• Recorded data

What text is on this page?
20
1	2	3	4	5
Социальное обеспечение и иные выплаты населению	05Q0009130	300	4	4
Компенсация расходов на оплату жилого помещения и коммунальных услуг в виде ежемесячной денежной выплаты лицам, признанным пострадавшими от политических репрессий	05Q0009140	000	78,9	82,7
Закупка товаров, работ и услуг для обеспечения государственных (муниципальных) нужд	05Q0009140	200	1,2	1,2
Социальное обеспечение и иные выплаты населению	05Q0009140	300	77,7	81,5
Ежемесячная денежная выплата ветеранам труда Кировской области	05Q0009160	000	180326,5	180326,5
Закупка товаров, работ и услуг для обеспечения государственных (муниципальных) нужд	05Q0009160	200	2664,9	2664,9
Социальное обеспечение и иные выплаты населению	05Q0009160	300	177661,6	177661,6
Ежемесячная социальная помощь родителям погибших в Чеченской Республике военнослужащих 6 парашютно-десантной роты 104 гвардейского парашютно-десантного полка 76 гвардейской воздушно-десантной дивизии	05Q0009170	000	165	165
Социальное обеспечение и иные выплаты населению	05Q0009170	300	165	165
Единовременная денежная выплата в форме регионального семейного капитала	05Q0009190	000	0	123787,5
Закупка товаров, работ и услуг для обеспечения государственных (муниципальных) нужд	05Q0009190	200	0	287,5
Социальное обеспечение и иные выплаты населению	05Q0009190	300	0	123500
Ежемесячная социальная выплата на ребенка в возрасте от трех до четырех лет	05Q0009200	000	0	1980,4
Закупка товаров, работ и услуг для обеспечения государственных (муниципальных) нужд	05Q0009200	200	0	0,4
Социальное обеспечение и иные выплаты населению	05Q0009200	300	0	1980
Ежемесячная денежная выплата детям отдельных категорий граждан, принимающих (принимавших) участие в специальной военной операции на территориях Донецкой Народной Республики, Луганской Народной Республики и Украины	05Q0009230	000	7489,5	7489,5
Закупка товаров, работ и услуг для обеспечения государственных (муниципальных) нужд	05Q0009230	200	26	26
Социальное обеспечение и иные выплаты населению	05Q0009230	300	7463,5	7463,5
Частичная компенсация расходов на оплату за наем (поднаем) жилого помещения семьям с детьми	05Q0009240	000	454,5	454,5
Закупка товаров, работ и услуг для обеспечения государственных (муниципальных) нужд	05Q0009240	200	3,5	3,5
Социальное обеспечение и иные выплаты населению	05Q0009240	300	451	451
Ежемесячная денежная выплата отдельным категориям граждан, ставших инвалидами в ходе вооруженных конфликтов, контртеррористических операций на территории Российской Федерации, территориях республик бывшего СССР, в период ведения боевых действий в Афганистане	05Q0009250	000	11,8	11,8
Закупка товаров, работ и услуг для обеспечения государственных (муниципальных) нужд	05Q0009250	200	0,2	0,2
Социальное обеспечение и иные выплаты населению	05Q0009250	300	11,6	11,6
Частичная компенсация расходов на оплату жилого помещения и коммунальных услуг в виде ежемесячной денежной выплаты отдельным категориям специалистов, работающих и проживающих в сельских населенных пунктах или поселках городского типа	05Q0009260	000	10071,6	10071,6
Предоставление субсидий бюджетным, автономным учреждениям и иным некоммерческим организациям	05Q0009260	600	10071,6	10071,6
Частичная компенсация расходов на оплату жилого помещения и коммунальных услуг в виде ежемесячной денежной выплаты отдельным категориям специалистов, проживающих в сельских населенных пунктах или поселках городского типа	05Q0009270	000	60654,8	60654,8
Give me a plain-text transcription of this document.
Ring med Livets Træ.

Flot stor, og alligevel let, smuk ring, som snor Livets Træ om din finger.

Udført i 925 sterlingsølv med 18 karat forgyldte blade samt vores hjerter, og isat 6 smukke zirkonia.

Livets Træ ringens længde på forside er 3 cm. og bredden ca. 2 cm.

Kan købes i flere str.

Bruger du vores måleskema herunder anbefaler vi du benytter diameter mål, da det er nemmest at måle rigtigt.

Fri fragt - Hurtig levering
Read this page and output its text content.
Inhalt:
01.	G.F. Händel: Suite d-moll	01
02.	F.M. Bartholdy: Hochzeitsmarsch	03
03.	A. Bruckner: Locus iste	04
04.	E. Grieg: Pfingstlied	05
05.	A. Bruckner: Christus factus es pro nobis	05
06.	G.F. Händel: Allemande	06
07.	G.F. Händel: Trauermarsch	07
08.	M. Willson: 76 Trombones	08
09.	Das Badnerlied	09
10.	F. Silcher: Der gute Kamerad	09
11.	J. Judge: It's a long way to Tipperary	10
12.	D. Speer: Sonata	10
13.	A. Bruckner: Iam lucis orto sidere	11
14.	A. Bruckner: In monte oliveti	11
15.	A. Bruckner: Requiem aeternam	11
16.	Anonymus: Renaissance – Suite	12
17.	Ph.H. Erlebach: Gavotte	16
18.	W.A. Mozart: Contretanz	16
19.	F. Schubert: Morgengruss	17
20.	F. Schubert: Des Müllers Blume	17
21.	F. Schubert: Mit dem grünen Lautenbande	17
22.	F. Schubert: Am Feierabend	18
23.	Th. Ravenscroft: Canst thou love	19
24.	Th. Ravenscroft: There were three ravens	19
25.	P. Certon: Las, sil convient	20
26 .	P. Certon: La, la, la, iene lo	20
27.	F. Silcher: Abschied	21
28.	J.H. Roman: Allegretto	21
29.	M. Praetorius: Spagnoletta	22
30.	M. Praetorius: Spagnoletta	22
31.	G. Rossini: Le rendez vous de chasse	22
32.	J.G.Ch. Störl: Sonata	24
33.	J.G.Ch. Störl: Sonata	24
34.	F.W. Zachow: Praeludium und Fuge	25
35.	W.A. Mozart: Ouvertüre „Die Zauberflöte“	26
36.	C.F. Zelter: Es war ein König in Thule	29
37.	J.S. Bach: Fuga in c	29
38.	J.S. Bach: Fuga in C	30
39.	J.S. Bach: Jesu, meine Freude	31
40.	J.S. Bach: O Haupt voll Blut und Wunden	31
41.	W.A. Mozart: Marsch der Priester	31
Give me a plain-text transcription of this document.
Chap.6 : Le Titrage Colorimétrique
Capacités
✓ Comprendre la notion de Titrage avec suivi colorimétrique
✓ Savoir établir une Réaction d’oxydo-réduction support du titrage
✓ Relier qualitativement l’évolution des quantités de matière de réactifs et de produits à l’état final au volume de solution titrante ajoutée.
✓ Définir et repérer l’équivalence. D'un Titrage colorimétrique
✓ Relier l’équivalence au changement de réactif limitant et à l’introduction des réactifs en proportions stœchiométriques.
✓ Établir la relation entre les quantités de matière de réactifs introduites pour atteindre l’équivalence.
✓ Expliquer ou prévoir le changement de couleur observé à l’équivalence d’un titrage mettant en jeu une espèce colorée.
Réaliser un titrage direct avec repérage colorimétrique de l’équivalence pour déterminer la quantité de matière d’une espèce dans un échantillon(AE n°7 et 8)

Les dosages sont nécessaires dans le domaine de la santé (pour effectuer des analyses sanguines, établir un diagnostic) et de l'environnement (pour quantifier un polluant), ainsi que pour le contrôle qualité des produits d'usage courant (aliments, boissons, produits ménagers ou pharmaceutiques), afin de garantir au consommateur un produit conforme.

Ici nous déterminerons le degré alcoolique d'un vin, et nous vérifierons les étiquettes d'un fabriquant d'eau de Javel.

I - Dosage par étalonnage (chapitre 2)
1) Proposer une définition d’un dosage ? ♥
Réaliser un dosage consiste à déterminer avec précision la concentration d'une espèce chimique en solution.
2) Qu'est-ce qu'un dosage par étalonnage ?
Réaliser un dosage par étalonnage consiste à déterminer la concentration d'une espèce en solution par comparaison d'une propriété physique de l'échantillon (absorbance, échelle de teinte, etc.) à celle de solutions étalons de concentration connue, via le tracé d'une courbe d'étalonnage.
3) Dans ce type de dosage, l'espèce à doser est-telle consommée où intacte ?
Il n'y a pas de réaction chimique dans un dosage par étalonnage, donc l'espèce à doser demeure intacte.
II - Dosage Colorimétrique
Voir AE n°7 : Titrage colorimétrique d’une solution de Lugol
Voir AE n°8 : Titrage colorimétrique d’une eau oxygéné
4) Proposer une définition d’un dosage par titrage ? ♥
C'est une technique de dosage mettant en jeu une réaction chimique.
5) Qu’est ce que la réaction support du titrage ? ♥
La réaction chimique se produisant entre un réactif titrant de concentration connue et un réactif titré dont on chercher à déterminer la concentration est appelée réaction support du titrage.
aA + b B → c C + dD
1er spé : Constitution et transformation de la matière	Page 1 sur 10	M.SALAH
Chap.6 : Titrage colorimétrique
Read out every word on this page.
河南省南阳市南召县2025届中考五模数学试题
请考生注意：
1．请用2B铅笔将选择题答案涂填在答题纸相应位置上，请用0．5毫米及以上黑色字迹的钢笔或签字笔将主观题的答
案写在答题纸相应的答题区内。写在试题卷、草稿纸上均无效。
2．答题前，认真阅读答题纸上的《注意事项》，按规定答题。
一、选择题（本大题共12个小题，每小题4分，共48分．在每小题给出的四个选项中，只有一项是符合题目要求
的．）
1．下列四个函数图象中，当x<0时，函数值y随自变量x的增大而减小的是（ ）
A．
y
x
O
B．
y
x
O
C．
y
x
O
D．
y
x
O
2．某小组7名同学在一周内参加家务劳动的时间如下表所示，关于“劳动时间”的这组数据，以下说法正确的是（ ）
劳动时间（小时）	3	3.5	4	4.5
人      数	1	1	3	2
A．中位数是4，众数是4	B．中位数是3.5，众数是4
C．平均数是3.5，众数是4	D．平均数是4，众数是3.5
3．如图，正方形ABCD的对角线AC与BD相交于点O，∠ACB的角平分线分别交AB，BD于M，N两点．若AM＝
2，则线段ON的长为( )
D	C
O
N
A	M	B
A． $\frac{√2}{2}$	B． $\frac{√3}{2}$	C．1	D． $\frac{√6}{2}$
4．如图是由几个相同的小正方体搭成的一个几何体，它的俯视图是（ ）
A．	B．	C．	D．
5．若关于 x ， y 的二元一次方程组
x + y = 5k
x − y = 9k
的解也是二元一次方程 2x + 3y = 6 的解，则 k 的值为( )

• YOUR INSTRUCTIONS
Count the lines of the data that contain the string "Relier", and reply with that number alone.

• SOLVED PROBLEM
2